Supplied material:
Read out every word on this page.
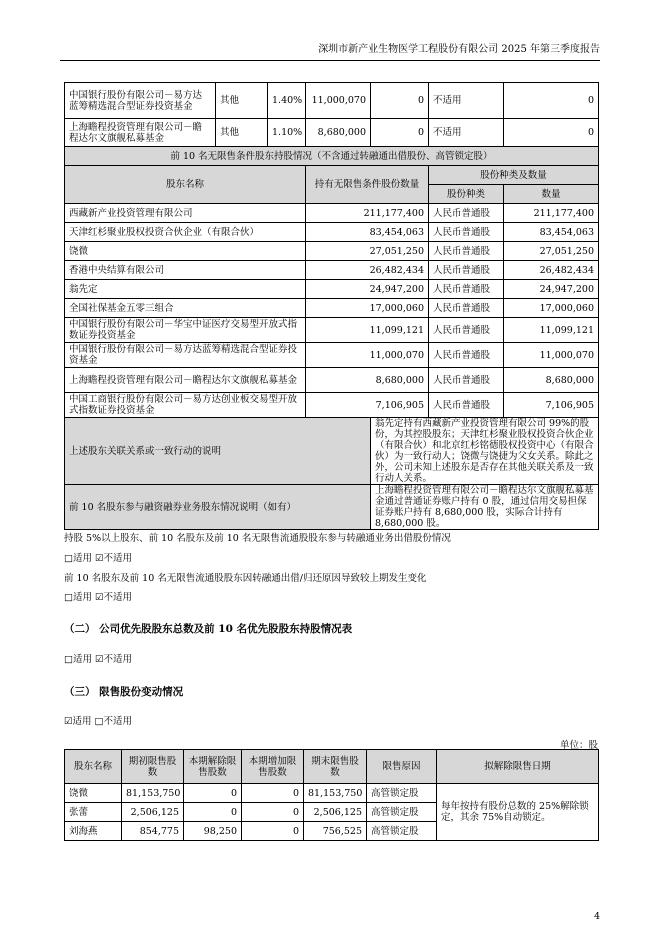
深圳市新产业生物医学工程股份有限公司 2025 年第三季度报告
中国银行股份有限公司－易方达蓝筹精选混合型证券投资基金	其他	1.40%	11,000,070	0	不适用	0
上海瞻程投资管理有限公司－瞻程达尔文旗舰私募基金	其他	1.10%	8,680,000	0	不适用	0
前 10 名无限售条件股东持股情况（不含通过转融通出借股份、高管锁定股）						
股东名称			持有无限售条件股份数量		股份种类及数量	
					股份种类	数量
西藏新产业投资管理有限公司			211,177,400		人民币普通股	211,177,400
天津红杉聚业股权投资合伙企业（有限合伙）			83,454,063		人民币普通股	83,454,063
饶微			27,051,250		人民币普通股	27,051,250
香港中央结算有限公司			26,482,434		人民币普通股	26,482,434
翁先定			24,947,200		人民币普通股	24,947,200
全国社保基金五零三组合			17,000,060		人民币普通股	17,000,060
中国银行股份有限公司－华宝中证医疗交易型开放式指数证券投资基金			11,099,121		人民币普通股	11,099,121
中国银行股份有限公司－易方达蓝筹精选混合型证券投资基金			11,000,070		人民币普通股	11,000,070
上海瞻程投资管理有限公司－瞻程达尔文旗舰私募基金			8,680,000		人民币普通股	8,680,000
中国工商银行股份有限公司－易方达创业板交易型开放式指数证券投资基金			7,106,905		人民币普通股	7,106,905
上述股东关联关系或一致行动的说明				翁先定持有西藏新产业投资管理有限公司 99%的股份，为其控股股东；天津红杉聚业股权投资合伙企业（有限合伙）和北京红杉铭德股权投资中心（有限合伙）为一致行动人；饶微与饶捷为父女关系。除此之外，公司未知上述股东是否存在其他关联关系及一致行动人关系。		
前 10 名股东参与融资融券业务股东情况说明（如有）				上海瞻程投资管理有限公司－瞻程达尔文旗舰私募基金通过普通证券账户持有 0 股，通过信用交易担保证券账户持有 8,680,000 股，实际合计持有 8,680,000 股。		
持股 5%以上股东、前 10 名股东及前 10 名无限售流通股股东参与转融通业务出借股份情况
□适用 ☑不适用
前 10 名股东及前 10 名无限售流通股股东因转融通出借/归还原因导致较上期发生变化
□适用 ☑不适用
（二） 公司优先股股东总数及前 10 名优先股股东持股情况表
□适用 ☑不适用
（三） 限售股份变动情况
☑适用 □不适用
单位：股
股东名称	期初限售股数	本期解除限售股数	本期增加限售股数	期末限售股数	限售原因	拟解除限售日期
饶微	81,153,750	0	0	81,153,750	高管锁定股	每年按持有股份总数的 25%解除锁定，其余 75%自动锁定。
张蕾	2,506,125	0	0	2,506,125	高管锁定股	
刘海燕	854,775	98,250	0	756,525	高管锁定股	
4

Exercise task: Whenever "易方达蓝筹精选混合型证券投资基金" turns up in a line, pick that line out.

Full response:
中国银行股份有限公司－易方达蓝筹精选混合型证券投资基金	其他	1.40%	11,000,070	0	不适用	0
中国银行股份有限公司－易方达蓝筹精选混合型证券投资基金			11,000,070		人民币普通股	11,000,070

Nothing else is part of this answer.